Records for the exercise:
****

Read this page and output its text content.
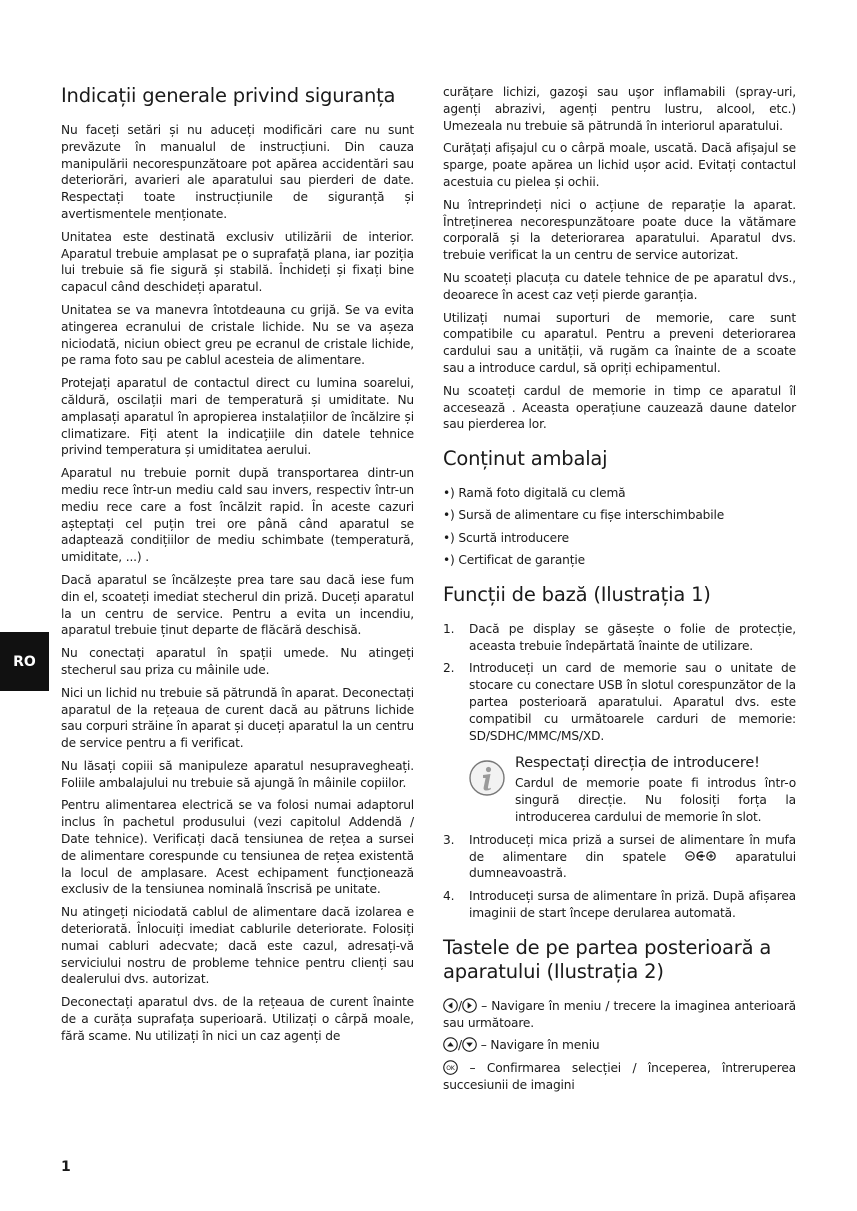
Indicații generale privind siguranța

Nu faceți setări și nu aduceți modificări care nu sunt prevăzute în manualul de instrucțiuni. Din cauza manipulării necorespunzătoare pot apărea accidentări sau deteriorări, avarieri ale aparatului sau pierderi de date. Respectați toate instrucțiunile de siguranță și avertismentele menționate.

Unitatea este destinată exclusiv utilizării de interior. Aparatul trebuie amplasat pe o suprafață plana, iar poziția lui trebuie să fie sigură și stabilă. Închideți și fixați bine capacul când deschideți aparatul.

Unitatea se va manevra întotdeauna cu grijă. Se va evita atingerea ecranului de cristale lichide. Nu se va așeza niciodată, niciun obiect greu pe ecranul de cristale lichide, pe rama foto sau pe cablul acesteia de alimentare.

Protejați aparatul de contactul direct cu lumina soarelui, căldură, oscilații mari de temperatură și umiditate. Nu amplasați aparatul în apropierea instalațiilor de încălzire și climatizare. Fiți atent la indicațiile din datele tehnice privind temperatura și umiditatea aerului.

Aparatul nu trebuie pornit după transportarea dintr-un mediu rece într-un mediu cald sau invers, respectiv într-un mediu rece care a fost încălzit rapid. În aceste cazuri așteptați cel puțin trei ore până când aparatul se adaptează condițiilor de mediu schimbate (temperatură, umiditate, ...) .

Dacă aparatul se încălzește prea tare sau dacă iese fum din el, scoateți imediat stecherul din priză. Duceți aparatul la un centru de service. Pentru a evita un incendiu, aparatul trebuie ținut departe de flăcără deschisă.

Nu conectați aparatul în spații umede. Nu atingeți stecherul sau priza cu mâinile ude.

Nici un lichid nu trebuie să pătrundă în aparat. Deconectați aparatul de la rețeaua de curent dacă au pătruns lichide sau corpuri străine în aparat și duceți aparatul la un centru de service pentru a fi verificat.

Nu lăsați copiii să manipuleze aparatul nesupravegheați. Foliile ambalajului nu trebuie să ajungă în mâinile copiilor.

Pentru alimentarea electrică se va folosi numai adaptorul inclus în pachetul produsului (vezi capitolul Addendă / Date tehnice). Verificați dacă tensiunea de rețea a sursei de alimentare corespunde cu tensiunea de rețea existentă la locul de amplasare. Acest echipament funcționează exclusiv de la tensiunea nominală înscrisă pe unitate.

Nu atingeți niciodată cablul de alimentare dacă izolarea e deteriorată. Înlocuiți imediat cablurile deteriorate. Folosiți numai cabluri adecvate; dacă este cazul, adresați-vă serviciului nostru de probleme tehnice pentru clienți sau dealerului dvs. autorizat.

Deconectați aparatul dvs. de la rețeaua de curent înainte de a curăța suprafața superioară. Utilizați o cârpă moale, fără scame. Nu utilizați în nici un caz agenți de

curățare lichizi, gazoşi sau uşor inflamabili (spray-uri, agenți abrazivi, agenți pentru lustru, alcool, etc.) Umezeala nu trebuie să pătrundă în interiorul aparatului.

Curățați afișajul cu o cârpă moale, uscată. Dacă afișajul se sparge, poate apărea un lichid ușor acid. Evitați contactul acestuia cu pielea și ochii.

Nu întreprindeți nici o acțiune de reparație la aparat. Întreținerea necorespunzătoare poate duce la vătămare corporală și la deteriorarea aparatului. Aparatul dvs. trebuie verificat la un centru de service autorizat.

Nu scoateți placuța cu datele tehnice de pe aparatul dvs., deoarece în acest caz veți pierde garanția.

Utilizați numai suporturi de memorie, care sunt compatibile cu aparatul. Pentru a preveni deteriorarea cardului sau a unității, vă rugăm ca înainte de a scoate sau a introduce cardul, să opriți echipamentul.

Nu scoateți cardul de memorie in timp ce aparatul îl accesează . Aceasta operațiune cauzează daune datelor sau pierderea lor.

Conținut ambalaj
•) Ramă foto digitală cu clemă
•) Sursă de alimentare cu fișe interschimbabile
•) Scurtă introducere
•) Certificat de garanție
Funcții de bază (Ilustrația 1)
1. Dacă pe display se găsește o folie de protecție, aceasta trebuie îndepărtată înainte de utilizare.
2. Introduceți un card de memorie sau o unitate de stocare cu conectare USB în slotul corespunzător de la partea posterioară aparatului. Aparatul dvs. este compatibil cu următoarele carduri de memorie: SD/SDHC/MMC/MS/XD.
Respectați direcția de introducere!
Cardul de memorie poate fi introdus într-o singură direcție. Nu folosiți forța la introducerea cardului de memorie în slot.
3. Introduceți mica priză a sursei de alimentare în mufa de alimentare din spatele	aparatului dumneavoastră.
4. Introduceți sursa de alimentare în priză. După afișarea imaginii de start începe derularea automată.
Tastele de pe partea posterioară a aparatului (Ilustrația 2)
/ – Navigare în meniu / trecere la imaginea anterioară sau următoare.
/ – Navigare în meniu
OK – Confirmarea selecției / începerea, întreruperea succesiunii de imagini
RO
1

****

Problem description: Verbatim reproduction of every record is required; images are left out.

Output:
Read this page and output its text content.
Indicații generale privind siguranța

Nu faceți setări și nu aduceți modificări care nu sunt prevăzute în manualul de instrucțiuni. Din cauza manipulării necorespunzătoare pot apărea accidentări sau deteriorări, avarieri ale aparatului sau pierderi de date. Respectați toate instrucțiunile de siguranță și avertismentele menționate.

Unitatea este destinată exclusiv utilizării de interior. Aparatul trebuie amplasat pe o suprafață plana, iar poziția lui trebuie să fie sigură și stabilă. Închideți și fixați bine capacul când deschideți aparatul.

Unitatea se va manevra întotdeauna cu grijă. Se va evita atingerea ecranului de cristale lichide. Nu se va așeza niciodată, niciun obiect greu pe ecranul de cristale lichide, pe rama foto sau pe cablul acesteia de alimentare.

Protejați aparatul de contactul direct cu lumina soarelui, căldură, oscilații mari de temperatură și umiditate. Nu amplasați aparatul în apropierea instalațiilor de încălzire și climatizare. Fiți atent la indicațiile din datele tehnice privind temperatura și umiditatea aerului.

Aparatul nu trebuie pornit după transportarea dintr-un mediu rece într-un mediu cald sau invers, respectiv într-un mediu rece care a fost încălzit rapid. În aceste cazuri așteptați cel puțin trei ore până când aparatul se adaptează condițiilor de mediu schimbate (temperatură, umiditate, ...) .

Dacă aparatul se încălzește prea tare sau dacă iese fum din el, scoateți imediat stecherul din priză. Duceți aparatul la un centru de service. Pentru a evita un incendiu, aparatul trebuie ținut departe de flăcără deschisă.

Nu conectați aparatul în spații umede. Nu atingeți stecherul sau priza cu mâinile ude.

Nici un lichid nu trebuie să pătrundă în aparat. Deconectați aparatul de la rețeaua de curent dacă au pătruns lichide sau corpuri străine în aparat și duceți aparatul la un centru de service pentru a fi verificat.

Nu lăsați copiii să manipuleze aparatul nesupravegheați. Foliile ambalajului nu trebuie să ajungă în mâinile copiilor.

Pentru alimentarea electrică se va folosi numai adaptorul inclus în pachetul produsului (vezi capitolul Addendă / Date tehnice). Verificați dacă tensiunea de rețea a sursei de alimentare corespunde cu tensiunea de rețea existentă la locul de amplasare. Acest echipament funcționează exclusiv de la tensiunea nominală înscrisă pe unitate.

Nu atingeți niciodată cablul de alimentare dacă izolarea e deteriorată. Înlocuiți imediat cablurile deteriorate. Folosiți numai cabluri adecvate; dacă este cazul, adresați-vă serviciului nostru de probleme tehnice pentru clienți sau dealerului dvs. autorizat.

Deconectați aparatul dvs. de la rețeaua de curent înainte de a curăța suprafața superioară. Utilizați o cârpă moale, fără scame. Nu utilizați în nici un caz agenți de

curățare lichizi, gazoşi sau uşor inflamabili (spray-uri, agenți abrazivi, agenți pentru lustru, alcool, etc.) Umezeala nu trebuie să pătrundă în interiorul aparatului.

Curățați afișajul cu o cârpă moale, uscată. Dacă afișajul se sparge, poate apărea un lichid ușor acid. Evitați contactul acestuia cu pielea și ochii.

Nu întreprindeți nici o acțiune de reparație la aparat. Întreținerea necorespunzătoare poate duce la vătămare corporală și la deteriorarea aparatului. Aparatul dvs. trebuie verificat la un centru de service autorizat.

Nu scoateți placuța cu datele tehnice de pe aparatul dvs., deoarece în acest caz veți pierde garanția.

Utilizați numai suporturi de memorie, care sunt compatibile cu aparatul. Pentru a preveni deteriorarea cardului sau a unității, vă rugăm ca înainte de a scoate sau a introduce cardul, să opriți echipamentul.

Nu scoateți cardul de memorie in timp ce aparatul îl accesează . Aceasta operațiune cauzează daune datelor sau pierderea lor.

Conținut ambalaj
•) Ramă foto digitală cu clemă
•) Sursă de alimentare cu fișe interschimbabile
•) Scurtă introducere
•) Certificat de garanție
Funcții de bază (Ilustrația 1)
1. Dacă pe display se găsește o folie de protecție, aceasta trebuie îndepărtată înainte de utilizare.
2. Introduceți un card de memorie sau o unitate de stocare cu conectare USB în slotul corespunzător de la partea posterioară aparatului. Aparatul dvs. este compatibil cu următoarele carduri de memorie: SD/SDHC/MMC/MS/XD.
Respectați direcția de introducere!
Cardul de memorie poate fi introdus într-o singură direcție. Nu folosiți forța la introducerea cardului de memorie în slot.
3. Introduceți mica priză a sursei de alimentare în mufa de alimentare din spatele	aparatului dumneavoastră.
4. Introduceți sursa de alimentare în priză. După afișarea imaginii de start începe derularea automată.
Tastele de pe partea posterioară a aparatului (Ilustrația 2)
/ – Navigare în meniu / trecere la imaginea anterioară sau următoare.
/ – Navigare în meniu
OK – Confirmarea selecției / începerea, întreruperea succesiunii de imagini
RO
1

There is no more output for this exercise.